» Challenge
Output the material below unchanged, apart from leaving out the pictures.

--- Start ---

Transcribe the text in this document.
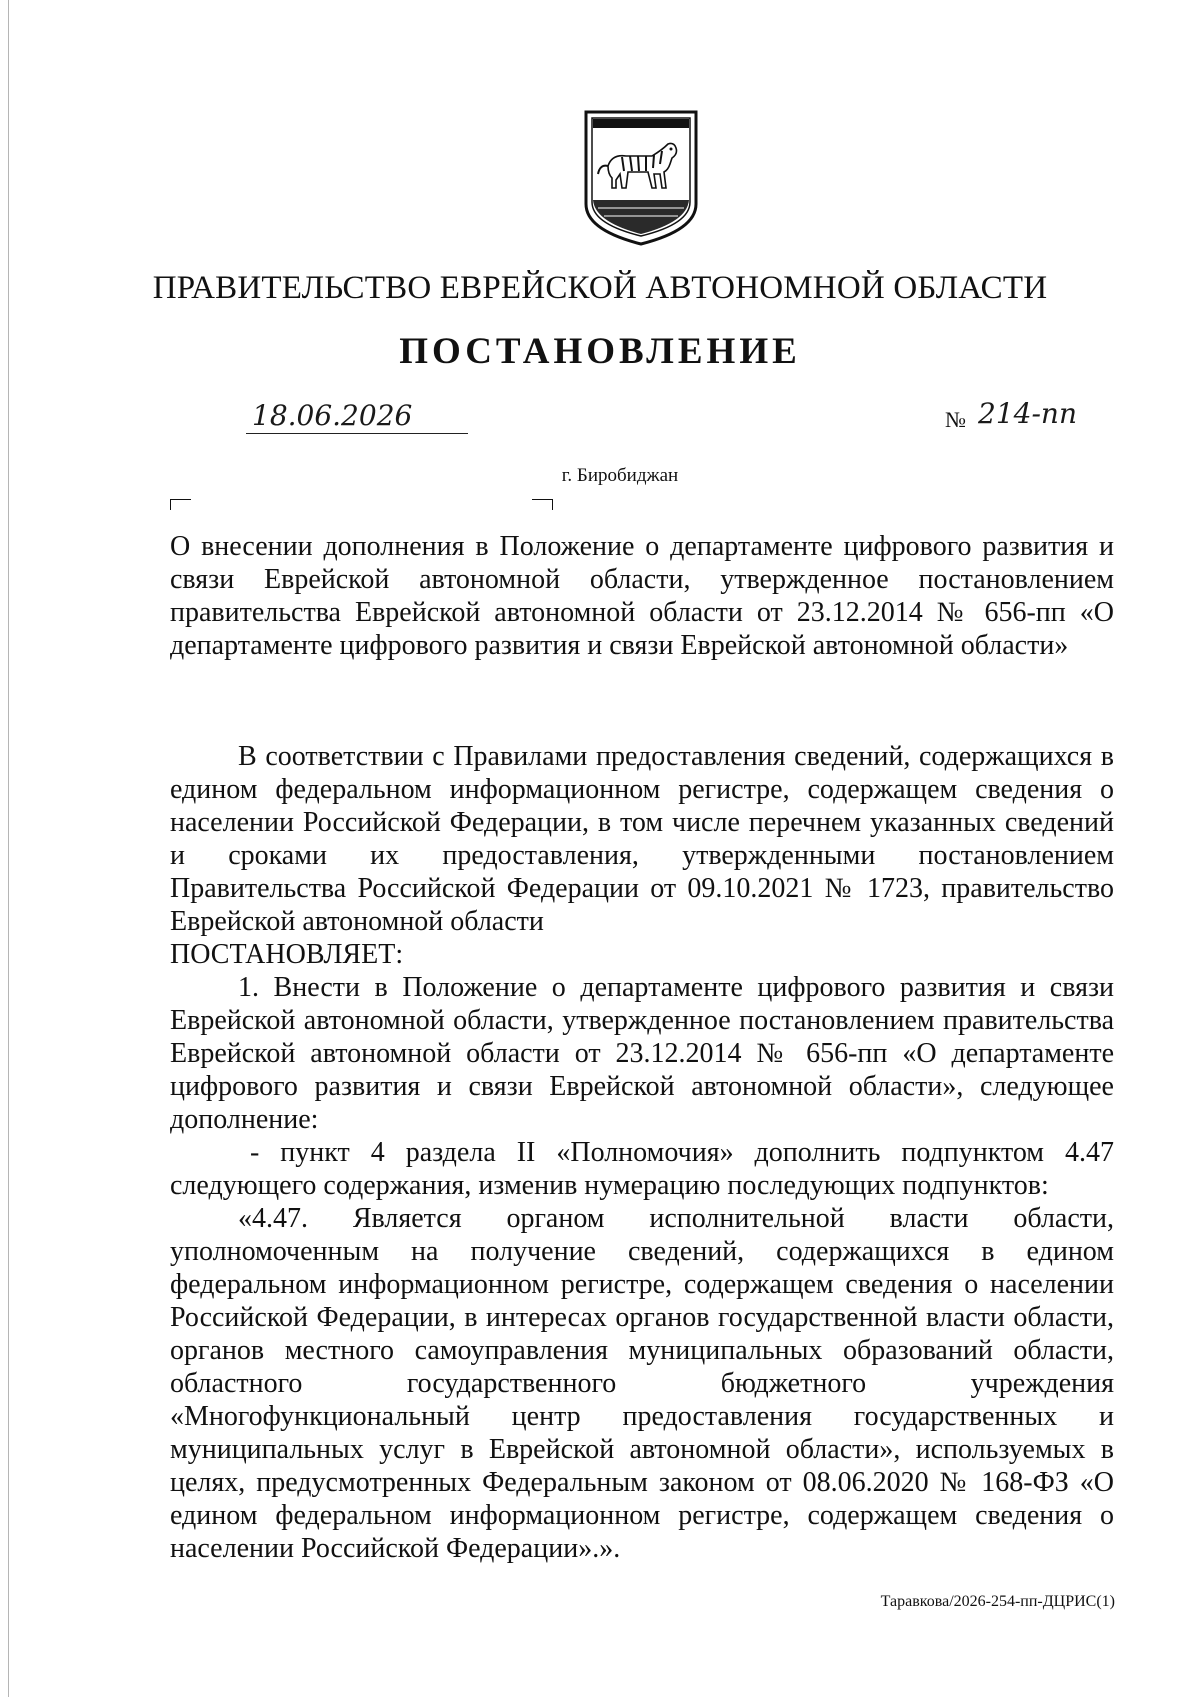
ПРАВИТЕЛЬСТВО ЕВРЕЙСКОЙ АВТОНОМНОЙ ОБЛАСТИ
ПОСТАНОВЛЕНИЕ
18.06.2026	№ 214-пп
г. Биробиджан
О внесении дополнения в Положение о департаменте цифрового развития и связи Еврейской автономной области, утвержденное постановлением правительства Еврейской автономной области от 23.12.2014 № 656-пп «О департаменте цифрового развития и связи Еврейской автономной области»

В соответствии с Правилами предоставления сведений, содержащихся в едином федеральном информационном регистре, содержащем сведения о населении Российской Федерации, в том числе перечнем указанных сведений и сроками их предоставления, утвержденными постановлением Правительства Российской Федерации от 09.10.2021 № 1723, правительство Еврейской автономной области

ПОСТАНОВЛЯЕТ:

1. Внести в Положение о департаменте цифрового развития и связи Еврейской автономной области, утвержденное постановлением правительства Еврейской автономной области от 23.12.2014 № 656-пп «О департаменте цифрового развития и связи Еврейской автономной области», следующее дополнение:

- пункт 4 раздела II «Полномочия» дополнить подпунктом 4.47 следующего содержания, изменив нумерацию последующих подпунктов:

«4.47. Является органом исполнительной власти области, уполномоченным на получение сведений, содержащихся в едином федеральном информационном регистре, содержащем сведения о населении Российской Федерации, в интересах органов государственной власти области, органов местного самоуправления муниципальных образований области, областного государственного бюджетного учреждения «Многофункциональный центр предоставления государственных и муниципальных услуг в Еврейской автономной области», используемых в целях, предусмотренных Федеральным законом от 08.06.2020 № 168-ФЗ «О едином федеральном информационном регистре, содержащем сведения о населении Российской Федерации».».

Таравкова/2026-254-пп-ДЦРИС(1)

--- End ---

» Full output
Transcribe the text in this document.
ПРАВИТЕЛЬСТВО ЕВРЕЙСКОЙ АВТОНОМНОЙ ОБЛАСТИ
ПОСТАНОВЛЕНИЕ
18.06.2026	№ 214-пп
г. Биробиджан
О внесении дополнения в Положение о департаменте цифрового развития и связи Еврейской автономной области, утвержденное постановлением правительства Еврейской автономной области от 23.12.2014 № 656-пп «О департаменте цифрового развития и связи Еврейской автономной области»

В соответствии с Правилами предоставления сведений, содержащихся в едином федеральном информационном регистре, содержащем сведения о населении Российской Федерации, в том числе перечнем указанных сведений и сроками их предоставления, утвержденными постановлением Правительства Российской Федерации от 09.10.2021 № 1723, правительство Еврейской автономной области

ПОСТАНОВЛЯЕТ:

1. Внести в Положение о департаменте цифрового развития и связи Еврейской автономной области, утвержденное постановлением правительства Еврейской автономной области от 23.12.2014 № 656-пп «О департаменте цифрового развития и связи Еврейской автономной области», следующее дополнение:

- пункт 4 раздела II «Полномочия» дополнить подпунктом 4.47 следующего содержания, изменив нумерацию последующих подпунктов:

«4.47. Является органом исполнительной власти области, уполномоченным на получение сведений, содержащихся в едином федеральном информационном регистре, содержащем сведения о населении Российской Федерации, в интересах органов государственной власти области, органов местного самоуправления муниципальных образований области, областного государственного бюджетного учреждения «Многофункциональный центр предоставления государственных и муниципальных услуг в Еврейской автономной области», используемых в целях, предусмотренных Федеральным законом от 08.06.2020 № 168-ФЗ «О едином федеральном информационном регистре, содержащем сведения о населении Российской Федерации».».

Таравкова/2026-254-пп-ДЦРИС(1)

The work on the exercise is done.